◆ Work instructions: Examine the material below. Gather every line in which the string "Практические" appears.

=== Records provided ===

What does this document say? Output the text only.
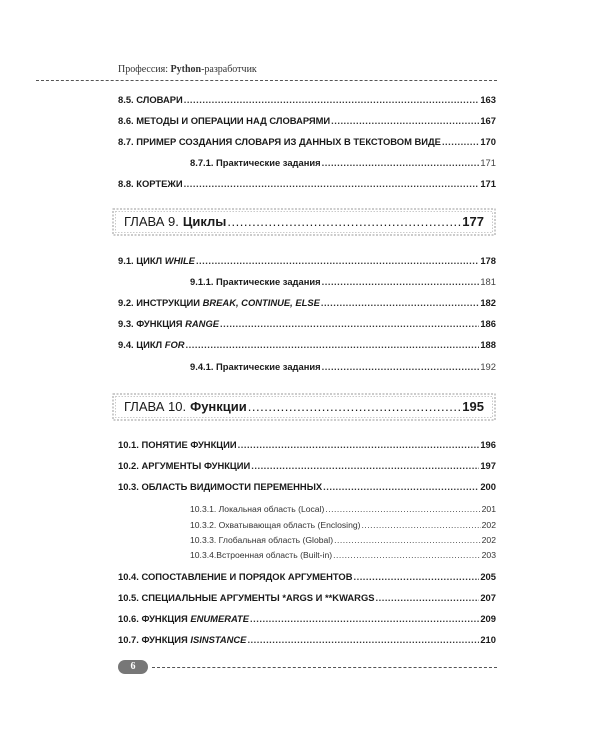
Профессия: Python-разработчик
8.5. СЛОВАРИ .....	163
8.6. МЕТОДЫ И ОПЕРАЦИИ НАД СЛОВАРЯМИ .....	167
8.7. ПРИМЕР СОЗДАНИЯ СЛОВАРЯ ИЗ ДАННЫХ В ТЕКСТОВОМ ВИДЕ .....	170
8.7.1. Практические задания .....	171
8.8. КОРТЕЖИ .....	171
ГЛАВА 9. Циклы .....	177
9.1. ЦИКЛ WHILE .....	178
9.1.1. Практические задания .....	181
9.2. ИНСТРУКЦИИ BREAK, CONTINUE, ELSE .....	182
9.3. ФУНКЦИЯ RANGE .....	186
9.4. ЦИКЛ FOR .....	188
9.4.1. Практические задания .....	192
ГЛАВА 10. Функции .....	195
10.1. ПОНЯТИЕ ФУНКЦИИ .....	196
10.2. АРГУМЕНТЫ ФУНКЦИИ .....	197
10.3. ОБЛАСТЬ ВИДИМОСТИ ПЕРЕМЕННЫХ .....	200
10.3.1. Локальная область (Local) .....	201
10.3.2. Охватывающая область (Enclosing) .....	202
10.3.3. Глобальная область (Global) .....	202
10.3.4.Встроенная область (Built-in) .....	203
10.4. СОПОСТАВЛЕНИЕ И ПОРЯДОК АРГУМЕНТОВ .....	205
10.5. СПЕЦИАЛЬНЫЕ АРГУМЕНТЫ *ARGS И **KWARGS .....	207
10.6. ФУНКЦИЯ ENUMERATE .....	209
10.7. ФУНКЦИЯ ISINSTANCE .....	210
6
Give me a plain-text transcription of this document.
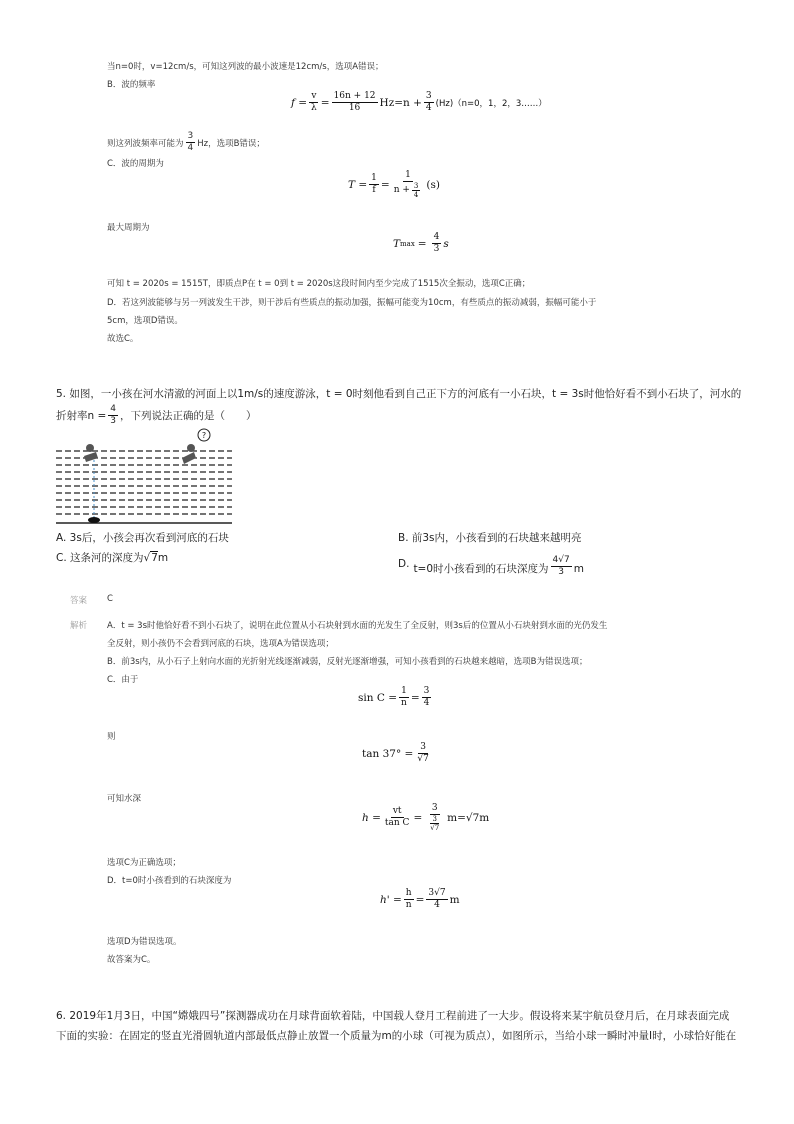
当n=0时，v=12cm/s，可知这列波的最小波速是12cm/s，选项A错误；
B．波的频率
$f = \frac{v}{\lambda} = \frac{16n + 12}{16} Hz=n + \frac{3}{4} (Hz)(n=0$，1，2，3……）
则这列波频率可能为 $\frac{3}{4}$ Hz，选项B错误；
C．波的周期为
$T = \frac{1}{f} = \frac{1}{n + \frac{3}{4}} (s)$
最大周期为
T $\max = \frac{4}{3}$ s
可知 t = 2020s = 1515T，即质点P在 t = 0到 t = 2020s这段时间内至少完成了1515次全振动，选项C正确；
D．若这列波能够与另一列波发生干涉，则干涉后有些质点的振动加强，振幅可能变为10cm，有些质点的振动减弱，振幅可能小于
5cm，选项D错误。
故选C。
5. 如图，一小孩在河水清澈的河面上以1m/s的速度游泳，t = 0时刻他看到自己正下方的河底有一小石块，t = 3s时他恰好看不到小石块了，河水的
折射率$n = \frac{4}{3}$ ，下列说法正确的是（　　）
?
A. 3s后，小孩会再次看到河底的石块	B. 前3s内，小孩看到的石块越来越明亮
C. 这条河的深度为 √ 7 m	D. t=0时小孩看到的石块深度为 $\frac{4√7}{3}$ m
答案 C
解析 A．t = 3s时他恰好看不到小石块了，说明在此位置从小石块射到水面的光发生了全反射，则3s后的位置从小石块射到水面的光仍发生
全反射，则小孩仍不会看到河底的石块，选项A为错误选项；
B．前3s内，从小石子上射向水面的光折射光线逐渐减弱，反射光逐渐增强，可知小孩看到的石块越来越暗，选项B为错误选项；
C．由于
$\sin C = \frac{1}{n} = \frac{3}{4}$
则
$\tan 37^\circ = \frac{3}{√7}$
可知水深
$h = \frac{vt}{\text{tan C}} = \frac{3}{\frac{3}{√7}} m=√7m$
选项C为正确选项；
D．t=0时小孩看到的石块深度为
$h' = \frac{h}{n} = \frac{3√7}{4}$ m
选项D为错误选项。
故答案为C。
6. 2019年1月3日，中国“嫦娥四号”探测器成功在月球背面软着陆，中国载人登月工程前进了一大步。假设将来某宇航员登月后，在月球表面完成
下面的实验：在固定的竖直光滑圆轨道内部最低点静止放置一个质量为m的小球（可视为质点），如图所示，当给小球一瞬时冲量I时，小球恰好能在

===

◆ Output of the exercise:
8.7.1. Практические задания .....	171
9.1.1. Практические задания .....	181
9.4.1. Практические задания .....	192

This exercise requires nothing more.